▽

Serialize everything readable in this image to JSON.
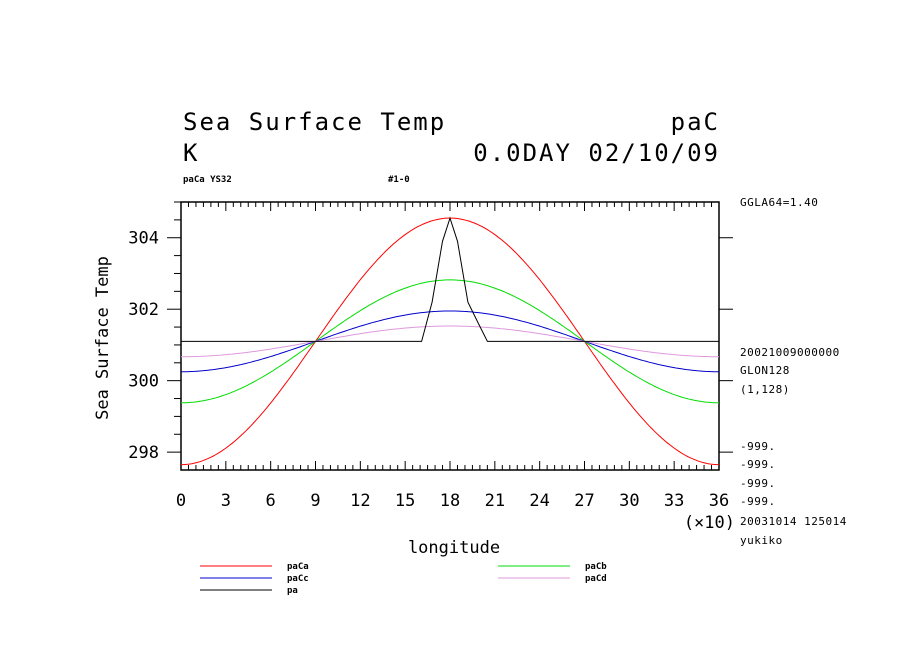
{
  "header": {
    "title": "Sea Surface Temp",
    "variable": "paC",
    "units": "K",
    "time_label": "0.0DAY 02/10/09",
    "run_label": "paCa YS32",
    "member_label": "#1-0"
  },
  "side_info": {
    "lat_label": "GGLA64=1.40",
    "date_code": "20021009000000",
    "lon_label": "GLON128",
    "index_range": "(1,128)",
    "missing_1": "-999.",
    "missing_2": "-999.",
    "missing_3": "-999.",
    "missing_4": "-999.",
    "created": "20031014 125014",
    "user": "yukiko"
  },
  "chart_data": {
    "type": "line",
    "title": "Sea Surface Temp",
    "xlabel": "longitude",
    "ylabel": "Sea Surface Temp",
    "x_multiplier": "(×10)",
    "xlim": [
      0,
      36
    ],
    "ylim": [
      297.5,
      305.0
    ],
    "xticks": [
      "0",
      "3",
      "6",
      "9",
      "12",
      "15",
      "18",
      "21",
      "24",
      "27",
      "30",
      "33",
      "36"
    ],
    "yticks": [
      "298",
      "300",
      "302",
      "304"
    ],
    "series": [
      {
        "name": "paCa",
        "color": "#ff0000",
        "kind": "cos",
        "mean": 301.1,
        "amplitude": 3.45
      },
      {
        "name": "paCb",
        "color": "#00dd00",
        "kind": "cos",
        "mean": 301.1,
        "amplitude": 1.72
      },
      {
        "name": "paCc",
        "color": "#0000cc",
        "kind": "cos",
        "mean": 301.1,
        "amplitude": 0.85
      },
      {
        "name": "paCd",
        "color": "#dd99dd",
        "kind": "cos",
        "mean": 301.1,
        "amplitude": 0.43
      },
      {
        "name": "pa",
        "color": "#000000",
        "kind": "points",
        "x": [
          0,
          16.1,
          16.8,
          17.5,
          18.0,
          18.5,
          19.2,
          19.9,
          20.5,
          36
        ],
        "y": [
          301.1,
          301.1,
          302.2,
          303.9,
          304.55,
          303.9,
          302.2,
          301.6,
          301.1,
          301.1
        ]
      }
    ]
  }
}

△

__INSTRUCTIONS TO FOLLOW__
Show every line of the listing in which the string "color" can be found.

__THE COMPLETED TASK__
        "color": "#ff0000",
        "color": "#00dd00",
        "color": "#0000cc",
        "color": "#dd99dd",
        "color": "#000000",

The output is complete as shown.